** BEGIN Stored rows **

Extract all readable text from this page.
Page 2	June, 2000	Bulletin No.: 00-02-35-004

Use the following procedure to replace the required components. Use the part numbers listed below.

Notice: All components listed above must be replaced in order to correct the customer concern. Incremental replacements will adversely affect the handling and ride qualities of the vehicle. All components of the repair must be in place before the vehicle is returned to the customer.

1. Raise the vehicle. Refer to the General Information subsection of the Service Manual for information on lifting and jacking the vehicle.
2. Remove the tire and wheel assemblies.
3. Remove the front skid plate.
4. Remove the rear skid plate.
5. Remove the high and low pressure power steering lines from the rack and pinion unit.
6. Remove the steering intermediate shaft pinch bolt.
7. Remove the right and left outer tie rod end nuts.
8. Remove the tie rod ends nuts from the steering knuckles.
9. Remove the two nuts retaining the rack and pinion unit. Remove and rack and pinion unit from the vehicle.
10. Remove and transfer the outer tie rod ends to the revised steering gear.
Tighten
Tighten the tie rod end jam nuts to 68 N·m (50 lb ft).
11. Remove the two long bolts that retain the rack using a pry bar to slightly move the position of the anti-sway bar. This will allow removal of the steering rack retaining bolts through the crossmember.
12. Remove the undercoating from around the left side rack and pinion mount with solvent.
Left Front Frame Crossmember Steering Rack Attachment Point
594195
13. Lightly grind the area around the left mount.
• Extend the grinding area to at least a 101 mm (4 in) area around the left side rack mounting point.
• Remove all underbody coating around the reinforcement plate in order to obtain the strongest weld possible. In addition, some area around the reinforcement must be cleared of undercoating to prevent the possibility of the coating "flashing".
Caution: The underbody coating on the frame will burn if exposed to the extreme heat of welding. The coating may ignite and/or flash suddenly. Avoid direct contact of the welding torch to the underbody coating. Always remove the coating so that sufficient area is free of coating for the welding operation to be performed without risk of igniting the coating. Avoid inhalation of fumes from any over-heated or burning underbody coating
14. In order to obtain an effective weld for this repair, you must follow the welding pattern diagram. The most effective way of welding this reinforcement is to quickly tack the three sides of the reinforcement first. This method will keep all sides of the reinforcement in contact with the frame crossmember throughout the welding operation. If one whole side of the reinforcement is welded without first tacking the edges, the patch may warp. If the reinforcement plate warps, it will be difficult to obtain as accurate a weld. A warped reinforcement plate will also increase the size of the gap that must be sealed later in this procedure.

** END Stored rows **

# Exercise prompt
Give every line of the material again, exactly as it reads.

# The result
Extract all readable text from this page.
Page 2	June, 2000	Bulletin No.: 00-02-35-004

Use the following procedure to replace the required components. Use the part numbers listed below.

Notice: All components listed above must be replaced in order to correct the customer concern. Incremental replacements will adversely affect the handling and ride qualities of the vehicle. All components of the repair must be in place before the vehicle is returned to the customer.

1. Raise the vehicle. Refer to the General Information subsection of the Service Manual for information on lifting and jacking the vehicle.
2. Remove the tire and wheel assemblies.
3. Remove the front skid plate.
4. Remove the rear skid plate.
5. Remove the high and low pressure power steering lines from the rack and pinion unit.
6. Remove the steering intermediate shaft pinch bolt.
7. Remove the right and left outer tie rod end nuts.
8. Remove the tie rod ends nuts from the steering knuckles.
9. Remove the two nuts retaining the rack and pinion unit. Remove and rack and pinion unit from the vehicle.
10. Remove and transfer the outer tie rod ends to the revised steering gear.
Tighten
Tighten the tie rod end jam nuts to 68 N·m (50 lb ft).
11. Remove the two long bolts that retain the rack using a pry bar to slightly move the position of the anti-sway bar. This will allow removal of the steering rack retaining bolts through the crossmember.
12. Remove the undercoating from around the left side rack and pinion mount with solvent.
Left Front Frame Crossmember Steering Rack Attachment Point
594195
13. Lightly grind the area around the left mount.
• Extend the grinding area to at least a 101 mm (4 in) area around the left side rack mounting point.
• Remove all underbody coating around the reinforcement plate in order to obtain the strongest weld possible. In addition, some area around the reinforcement must be cleared of undercoating to prevent the possibility of the coating "flashing".
Caution: The underbody coating on the frame will burn if exposed to the extreme heat of welding. The coating may ignite and/or flash suddenly. Avoid direct contact of the welding torch to the underbody coating. Always remove the coating so that sufficient area is free of coating for the welding operation to be performed without risk of igniting the coating. Avoid inhalation of fumes from any over-heated or burning underbody coating
14. In order to obtain an effective weld for this repair, you must follow the welding pattern diagram. The most effective way of welding this reinforcement is to quickly tack the three sides of the reinforcement first. This method will keep all sides of the reinforcement in contact with the frame crossmember throughout the welding operation. If one whole side of the reinforcement is welded without first tacking the edges, the patch may warp. If the reinforcement plate warps, it will be difficult to obtain as accurate a weld. A warped reinforcement plate will also increase the size of the gap that must be sealed later in this procedure.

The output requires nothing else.